═════ Texte à lire
« Laissons nous aller de bonne foi aux choses qui nous prennent par les entrailles et ne cherchons point de raisonnements pour nous empêcher d’avoir du plaisir… C’est justement comme un homme qui aurait trouvé une sauce excellente, et qui voudrait examiner si elle est bonne sur les préceptes du Cuisiner François … »
Molière, la critique de l’école des femmes
Le début du XVII° siècle coïncide en France avec une période de relative prospérité au cours de laquelle l’agriculture et l’horticulture accomplissent, sous l’influence de Sully et d’Olivier de Serres, de spectaculaires progrès.
Cette évolution des méthodes de culture influence la cuisine et la gastronomie : face aux usages du passé, aux amoncellements de viande et de nourriture présentés sans recherche, héritage du Moyen-Age, s’imposent des mets plus raffinés et des présentations plus agréables à l’œil.
Dans les premières années du siècle, les potagers se sont diversifiés : les choux fleurs, introduits en France sous Henri IV, demeurent de culture délicate. Ce n’est que vers l’an 1600 qu’on obtient des portes-graines et qu’on parvient à les multiplier par semis. Cinquante plus tard, on fera cependant encore venir des graines de Chypre.
══════════
### [Consigne]
Relevez toutes les personnes nommées dans le texte sur la cuisine en France au XVIIe siècle.
═════ Données fournies
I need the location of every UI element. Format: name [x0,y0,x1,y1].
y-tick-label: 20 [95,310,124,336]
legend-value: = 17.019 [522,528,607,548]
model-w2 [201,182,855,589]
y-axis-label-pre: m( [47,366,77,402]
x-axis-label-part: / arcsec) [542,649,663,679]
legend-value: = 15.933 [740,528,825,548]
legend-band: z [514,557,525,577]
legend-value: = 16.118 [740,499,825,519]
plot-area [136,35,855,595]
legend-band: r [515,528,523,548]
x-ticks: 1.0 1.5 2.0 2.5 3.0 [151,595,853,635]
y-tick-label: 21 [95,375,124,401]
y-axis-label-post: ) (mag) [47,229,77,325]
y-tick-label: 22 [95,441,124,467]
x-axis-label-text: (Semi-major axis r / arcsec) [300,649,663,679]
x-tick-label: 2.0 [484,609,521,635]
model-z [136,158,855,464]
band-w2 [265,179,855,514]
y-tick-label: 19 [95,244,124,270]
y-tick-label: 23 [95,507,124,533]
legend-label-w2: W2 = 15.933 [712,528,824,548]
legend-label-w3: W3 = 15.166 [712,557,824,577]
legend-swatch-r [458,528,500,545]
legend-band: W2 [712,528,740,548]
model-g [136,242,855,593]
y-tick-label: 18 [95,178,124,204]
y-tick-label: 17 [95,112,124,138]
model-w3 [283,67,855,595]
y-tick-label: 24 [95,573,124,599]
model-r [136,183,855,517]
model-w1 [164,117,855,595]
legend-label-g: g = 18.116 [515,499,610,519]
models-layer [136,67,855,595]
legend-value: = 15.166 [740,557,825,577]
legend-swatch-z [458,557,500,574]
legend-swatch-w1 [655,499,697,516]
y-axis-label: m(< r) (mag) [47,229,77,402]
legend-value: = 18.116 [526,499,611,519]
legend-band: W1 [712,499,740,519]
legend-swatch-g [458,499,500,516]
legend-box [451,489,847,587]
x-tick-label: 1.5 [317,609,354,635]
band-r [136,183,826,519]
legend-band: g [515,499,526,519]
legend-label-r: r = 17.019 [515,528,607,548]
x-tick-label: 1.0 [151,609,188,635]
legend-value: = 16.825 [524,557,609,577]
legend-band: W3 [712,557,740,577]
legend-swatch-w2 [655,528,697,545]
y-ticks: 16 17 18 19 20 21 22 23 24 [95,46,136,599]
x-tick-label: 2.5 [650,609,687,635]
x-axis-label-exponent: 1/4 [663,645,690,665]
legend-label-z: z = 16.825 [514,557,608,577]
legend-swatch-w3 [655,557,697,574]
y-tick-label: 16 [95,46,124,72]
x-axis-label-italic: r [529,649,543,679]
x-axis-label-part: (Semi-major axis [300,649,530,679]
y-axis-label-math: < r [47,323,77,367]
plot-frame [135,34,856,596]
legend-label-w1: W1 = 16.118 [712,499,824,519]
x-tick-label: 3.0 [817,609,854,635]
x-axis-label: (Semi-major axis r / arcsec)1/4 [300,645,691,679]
══════════
### [Corrigé]
Molière, Sully, Olivier de Serres, Henri IV